Data excerpts:
# # # # #
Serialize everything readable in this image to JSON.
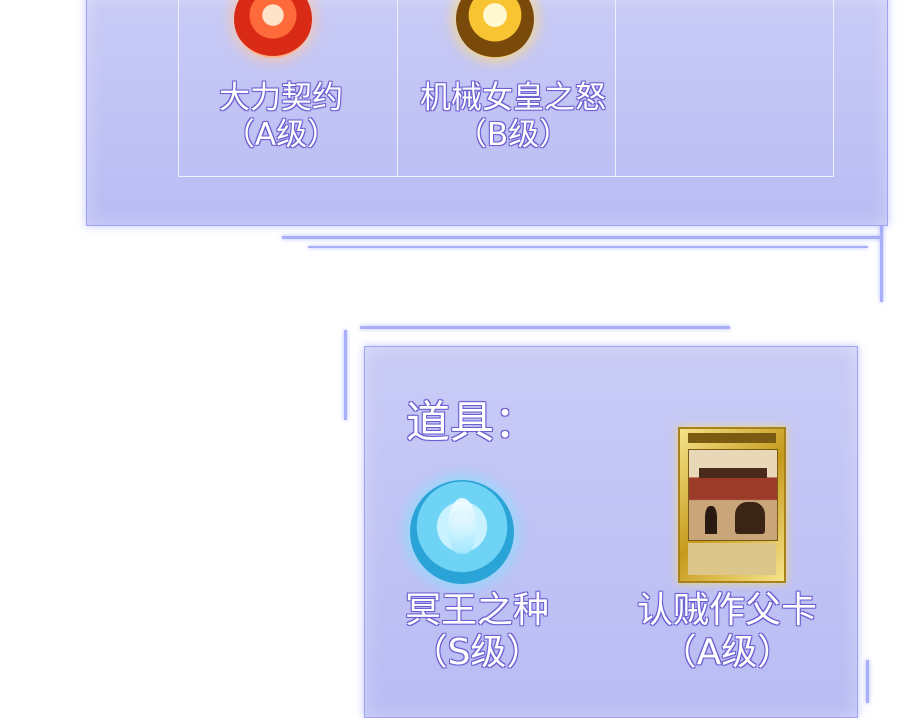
{
  "skills": [
    {
      "name": "大力契约",
      "grade": "（A级）",
      "icon": "fist-icon"
    },
    {
      "name": "机械女皇之怒",
      "grade": "（B级）",
      "icon": "fury-icon"
    }
  ],
  "items_section": {
    "title": "道具：",
    "items": [
      {
        "name": "冥王之种",
        "grade": "（S级）",
        "icon": "crystal-seed-icon"
      },
      {
        "name": "认贼作父卡",
        "grade": "（A级）",
        "icon": "card-icon"
      }
    ]
  },
  "colors": {
    "panel": "#c0c3f5",
    "glow": "#9ea4f1",
    "text_outline": "#6c5fd1"
  }
}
# # # # #
What the exercise asks:
Go through the material above and print all of it exactly, except the pictures.

Result below:
Serialize everything readable in this image to JSON.
{
  "skills": [
    {
      "name": "大力契约",
      "grade": "（A级）",
      "icon": "fist-icon"
    },
    {
      "name": "机械女皇之怒",
      "grade": "（B级）",
      "icon": "fury-icon"
    }
  ],
  "items_section": {
    "title": "道具：",
    "items": [
      {
        "name": "冥王之种",
        "grade": "（S级）",
        "icon": "crystal-seed-icon"
      },
      {
        "name": "认贼作父卡",
        "grade": "（A级）",
        "icon": "card-icon"
      }
    ]
  },
  "colors": {
    "panel": "#c0c3f5",
    "glow": "#9ea4f1",
    "text_outline": "#6c5fd1"
  }
}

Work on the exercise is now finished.